Exercise brief: The lines to transcribe begin with the one containing "Decode this image" and end with the last line below; reproduce them exactly, without the pictures.

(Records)
[Start]
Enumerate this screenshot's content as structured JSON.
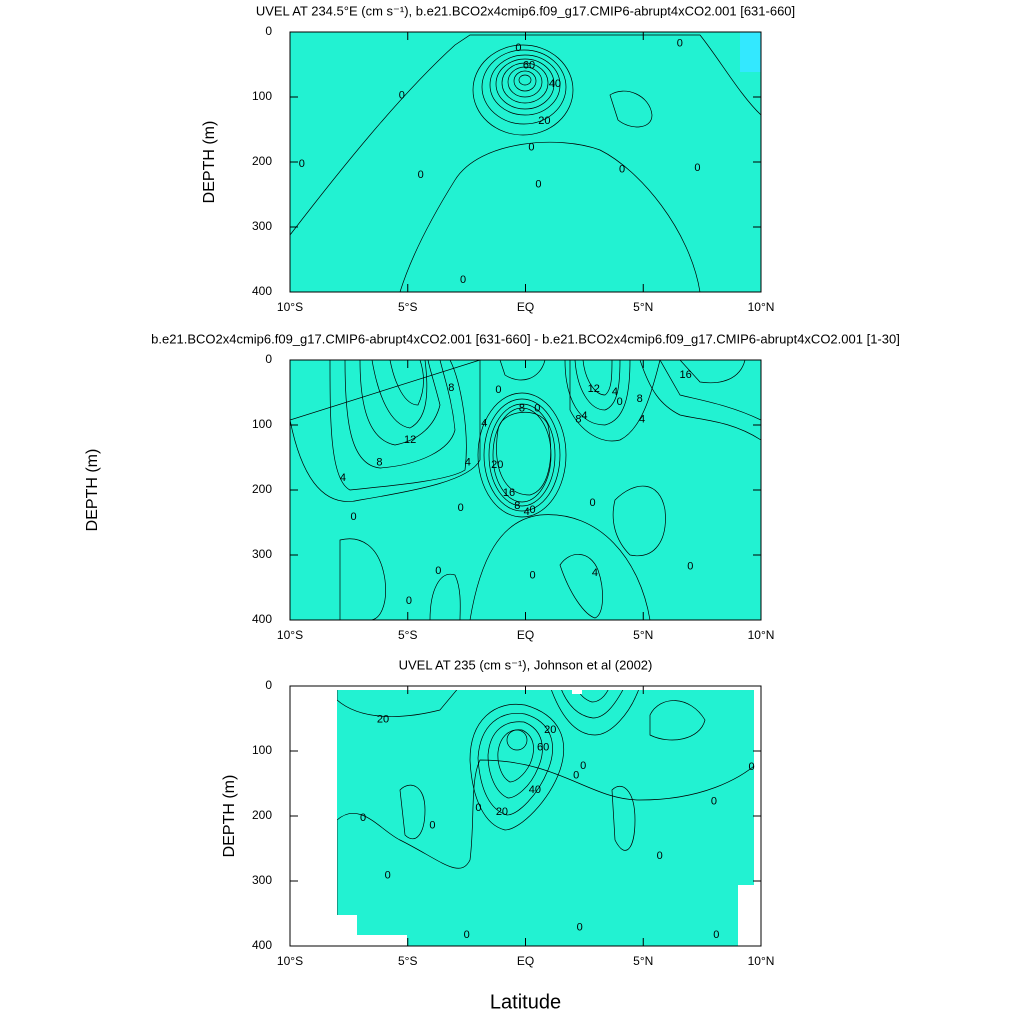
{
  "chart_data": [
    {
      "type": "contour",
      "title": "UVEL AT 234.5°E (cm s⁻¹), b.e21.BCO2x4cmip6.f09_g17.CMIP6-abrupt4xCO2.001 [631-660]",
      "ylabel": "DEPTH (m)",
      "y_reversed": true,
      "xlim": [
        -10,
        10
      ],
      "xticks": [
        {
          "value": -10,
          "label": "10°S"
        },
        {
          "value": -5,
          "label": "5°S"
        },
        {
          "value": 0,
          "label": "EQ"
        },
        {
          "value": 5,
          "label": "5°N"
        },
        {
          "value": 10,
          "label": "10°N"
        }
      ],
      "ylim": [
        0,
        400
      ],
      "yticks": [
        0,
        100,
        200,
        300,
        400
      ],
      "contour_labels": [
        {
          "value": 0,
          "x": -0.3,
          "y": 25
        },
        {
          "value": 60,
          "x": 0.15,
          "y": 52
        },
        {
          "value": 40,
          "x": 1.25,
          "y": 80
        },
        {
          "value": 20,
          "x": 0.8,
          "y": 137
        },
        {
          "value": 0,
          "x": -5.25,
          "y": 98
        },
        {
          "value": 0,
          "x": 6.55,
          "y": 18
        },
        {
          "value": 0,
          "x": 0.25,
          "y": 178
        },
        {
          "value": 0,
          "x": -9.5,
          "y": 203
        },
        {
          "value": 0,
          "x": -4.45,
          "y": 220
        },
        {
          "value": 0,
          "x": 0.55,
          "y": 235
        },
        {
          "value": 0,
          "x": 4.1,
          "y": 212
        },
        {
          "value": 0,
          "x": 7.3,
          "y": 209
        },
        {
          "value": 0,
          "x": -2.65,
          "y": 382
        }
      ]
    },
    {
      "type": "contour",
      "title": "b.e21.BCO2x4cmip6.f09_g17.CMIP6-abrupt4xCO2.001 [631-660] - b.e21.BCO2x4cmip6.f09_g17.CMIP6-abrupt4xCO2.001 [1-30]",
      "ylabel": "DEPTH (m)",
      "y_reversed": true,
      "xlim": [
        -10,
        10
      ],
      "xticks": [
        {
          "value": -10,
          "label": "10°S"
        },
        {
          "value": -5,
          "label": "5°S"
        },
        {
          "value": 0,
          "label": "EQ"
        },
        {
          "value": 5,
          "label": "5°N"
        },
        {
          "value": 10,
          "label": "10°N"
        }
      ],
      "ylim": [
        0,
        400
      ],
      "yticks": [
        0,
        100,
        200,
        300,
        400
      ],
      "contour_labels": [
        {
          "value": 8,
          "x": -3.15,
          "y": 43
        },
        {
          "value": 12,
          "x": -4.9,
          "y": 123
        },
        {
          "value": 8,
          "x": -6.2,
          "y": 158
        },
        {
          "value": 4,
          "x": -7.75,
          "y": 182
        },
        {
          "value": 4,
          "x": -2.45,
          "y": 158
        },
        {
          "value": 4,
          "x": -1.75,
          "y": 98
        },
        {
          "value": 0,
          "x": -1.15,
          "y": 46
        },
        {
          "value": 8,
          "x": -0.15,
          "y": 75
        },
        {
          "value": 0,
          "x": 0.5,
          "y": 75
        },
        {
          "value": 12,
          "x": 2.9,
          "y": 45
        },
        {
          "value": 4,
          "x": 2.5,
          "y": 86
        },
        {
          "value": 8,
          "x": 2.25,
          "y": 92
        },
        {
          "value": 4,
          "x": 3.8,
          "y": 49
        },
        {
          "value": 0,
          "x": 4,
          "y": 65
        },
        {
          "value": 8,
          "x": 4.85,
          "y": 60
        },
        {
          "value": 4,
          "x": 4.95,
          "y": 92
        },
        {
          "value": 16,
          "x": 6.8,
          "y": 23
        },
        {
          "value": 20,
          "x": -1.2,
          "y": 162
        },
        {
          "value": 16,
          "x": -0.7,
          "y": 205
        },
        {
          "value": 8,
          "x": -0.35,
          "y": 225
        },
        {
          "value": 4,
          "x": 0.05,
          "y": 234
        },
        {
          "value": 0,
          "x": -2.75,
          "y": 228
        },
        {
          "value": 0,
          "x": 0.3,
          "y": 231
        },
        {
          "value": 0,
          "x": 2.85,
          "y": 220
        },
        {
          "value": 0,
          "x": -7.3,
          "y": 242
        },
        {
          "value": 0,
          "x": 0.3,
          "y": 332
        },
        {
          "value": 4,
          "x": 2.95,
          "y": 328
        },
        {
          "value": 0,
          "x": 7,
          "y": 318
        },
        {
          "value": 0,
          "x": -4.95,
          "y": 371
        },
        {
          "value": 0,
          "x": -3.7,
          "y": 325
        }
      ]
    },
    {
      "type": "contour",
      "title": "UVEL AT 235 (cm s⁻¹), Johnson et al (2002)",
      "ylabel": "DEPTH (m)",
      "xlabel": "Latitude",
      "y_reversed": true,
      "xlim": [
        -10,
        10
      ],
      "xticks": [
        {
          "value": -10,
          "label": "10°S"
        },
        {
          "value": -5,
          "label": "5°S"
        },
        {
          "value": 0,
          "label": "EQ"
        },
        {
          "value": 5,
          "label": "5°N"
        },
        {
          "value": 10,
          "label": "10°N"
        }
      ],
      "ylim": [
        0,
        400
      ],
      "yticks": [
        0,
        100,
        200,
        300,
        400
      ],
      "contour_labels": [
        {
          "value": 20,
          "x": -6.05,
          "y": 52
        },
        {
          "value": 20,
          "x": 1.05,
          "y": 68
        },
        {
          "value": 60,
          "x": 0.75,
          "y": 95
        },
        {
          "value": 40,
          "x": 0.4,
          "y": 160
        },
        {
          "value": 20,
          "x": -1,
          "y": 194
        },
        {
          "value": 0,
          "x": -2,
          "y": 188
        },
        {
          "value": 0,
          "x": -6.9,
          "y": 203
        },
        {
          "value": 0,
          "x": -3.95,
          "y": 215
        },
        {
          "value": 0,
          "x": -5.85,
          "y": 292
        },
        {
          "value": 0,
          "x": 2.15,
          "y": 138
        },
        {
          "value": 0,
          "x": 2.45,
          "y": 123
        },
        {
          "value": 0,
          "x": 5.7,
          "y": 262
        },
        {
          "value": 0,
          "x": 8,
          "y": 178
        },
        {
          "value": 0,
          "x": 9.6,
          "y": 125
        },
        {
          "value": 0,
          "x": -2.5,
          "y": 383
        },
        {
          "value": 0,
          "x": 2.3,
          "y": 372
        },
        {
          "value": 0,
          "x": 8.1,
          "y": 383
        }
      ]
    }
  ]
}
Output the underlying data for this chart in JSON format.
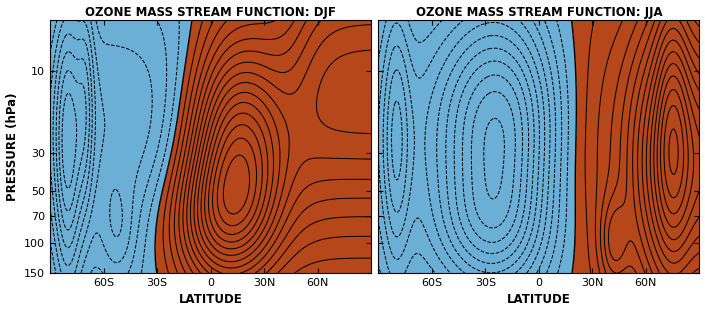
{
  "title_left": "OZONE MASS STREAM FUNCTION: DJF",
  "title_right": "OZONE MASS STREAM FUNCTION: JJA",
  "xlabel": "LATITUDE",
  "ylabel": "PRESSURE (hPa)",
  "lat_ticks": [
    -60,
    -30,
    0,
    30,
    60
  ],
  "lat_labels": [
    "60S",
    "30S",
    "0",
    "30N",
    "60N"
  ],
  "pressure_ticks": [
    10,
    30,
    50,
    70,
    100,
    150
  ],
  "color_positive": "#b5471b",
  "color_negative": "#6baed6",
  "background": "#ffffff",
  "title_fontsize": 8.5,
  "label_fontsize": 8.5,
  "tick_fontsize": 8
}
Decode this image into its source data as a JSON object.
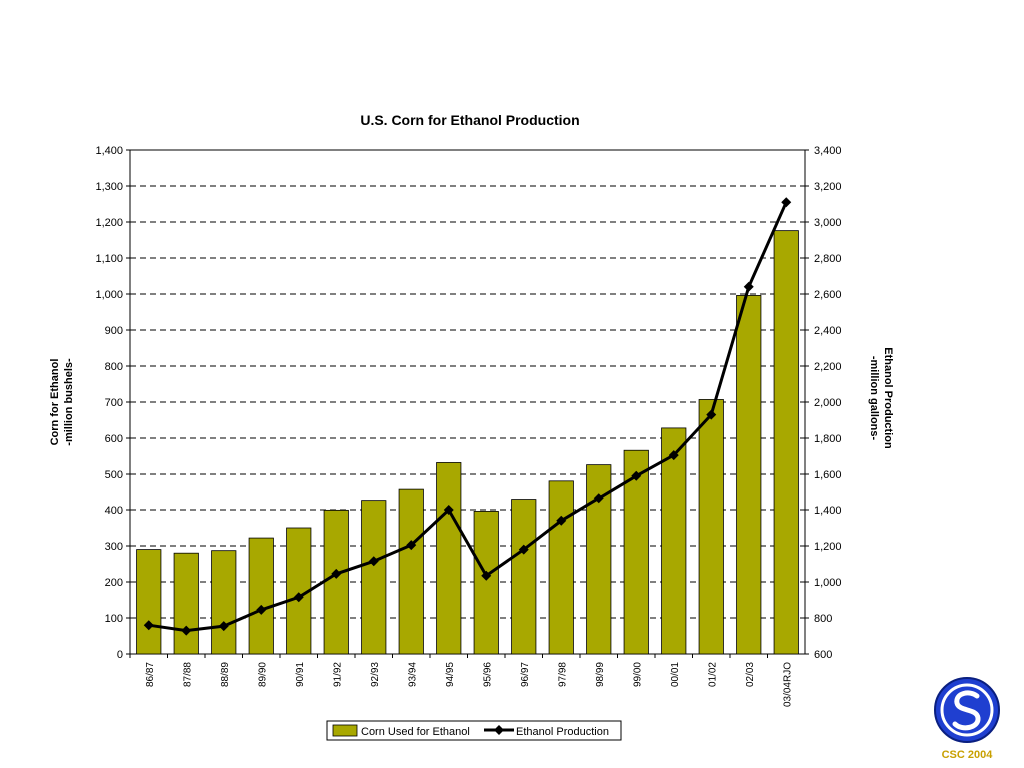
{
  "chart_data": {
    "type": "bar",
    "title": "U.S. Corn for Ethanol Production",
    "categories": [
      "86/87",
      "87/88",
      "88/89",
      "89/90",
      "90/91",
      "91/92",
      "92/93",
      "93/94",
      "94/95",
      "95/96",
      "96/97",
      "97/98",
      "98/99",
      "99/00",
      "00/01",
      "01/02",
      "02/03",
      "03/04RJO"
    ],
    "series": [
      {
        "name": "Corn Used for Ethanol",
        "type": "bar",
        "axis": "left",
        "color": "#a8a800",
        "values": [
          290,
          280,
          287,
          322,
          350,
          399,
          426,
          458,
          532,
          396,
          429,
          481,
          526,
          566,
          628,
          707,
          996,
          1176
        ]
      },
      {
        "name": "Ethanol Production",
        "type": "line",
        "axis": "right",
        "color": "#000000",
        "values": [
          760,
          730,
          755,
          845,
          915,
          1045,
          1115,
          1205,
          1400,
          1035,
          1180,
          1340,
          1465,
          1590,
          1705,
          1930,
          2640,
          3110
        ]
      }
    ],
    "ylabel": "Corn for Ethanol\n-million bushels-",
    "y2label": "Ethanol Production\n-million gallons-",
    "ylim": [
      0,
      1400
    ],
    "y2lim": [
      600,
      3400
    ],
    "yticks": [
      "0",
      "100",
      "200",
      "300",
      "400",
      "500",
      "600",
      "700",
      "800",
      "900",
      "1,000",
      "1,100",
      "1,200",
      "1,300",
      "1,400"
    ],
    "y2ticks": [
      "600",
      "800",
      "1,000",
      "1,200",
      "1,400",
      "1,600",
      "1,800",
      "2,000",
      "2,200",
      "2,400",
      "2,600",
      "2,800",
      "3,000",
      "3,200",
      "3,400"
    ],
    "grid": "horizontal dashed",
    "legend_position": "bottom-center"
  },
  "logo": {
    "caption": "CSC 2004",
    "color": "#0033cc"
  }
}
[End]
Answer for this exercise:
Decode this image into its source data as a JSON object.
{
  "chart_data": {
    "type": "bar",
    "title": "U.S. Corn for Ethanol Production",
    "categories": [
      "86/87",
      "87/88",
      "88/89",
      "89/90",
      "90/91",
      "91/92",
      "92/93",
      "93/94",
      "94/95",
      "95/96",
      "96/97",
      "97/98",
      "98/99",
      "99/00",
      "00/01",
      "01/02",
      "02/03",
      "03/04RJO"
    ],
    "series": [
      {
        "name": "Corn Used for Ethanol",
        "type": "bar",
        "axis": "left",
        "color": "#a8a800",
        "values": [
          290,
          280,
          287,
          322,
          350,
          399,
          426,
          458,
          532,
          396,
          429,
          481,
          526,
          566,
          628,
          707,
          996,
          1176
        ]
      },
      {
        "name": "Ethanol Production",
        "type": "line",
        "axis": "right",
        "color": "#000000",
        "values": [
          760,
          730,
          755,
          845,
          915,
          1045,
          1115,
          1205,
          1400,
          1035,
          1180,
          1340,
          1465,
          1590,
          1705,
          1930,
          2640,
          3110
        ]
      }
    ],
    "ylabel": "Corn for Ethanol\n-million bushels-",
    "y2label": "Ethanol Production\n-million gallons-",
    "ylim": [
      0,
      1400
    ],
    "y2lim": [
      600,
      3400
    ],
    "yticks": [
      "0",
      "100",
      "200",
      "300",
      "400",
      "500",
      "600",
      "700",
      "800",
      "900",
      "1,000",
      "1,100",
      "1,200",
      "1,300",
      "1,400"
    ],
    "y2ticks": [
      "600",
      "800",
      "1,000",
      "1,200",
      "1,400",
      "1,600",
      "1,800",
      "2,000",
      "2,200",
      "2,400",
      "2,600",
      "2,800",
      "3,000",
      "3,200",
      "3,400"
    ],
    "grid": "horizontal dashed",
    "legend_position": "bottom-center"
  },
  "logo": {
    "caption": "CSC 2004",
    "color": "#0033cc"
  }
}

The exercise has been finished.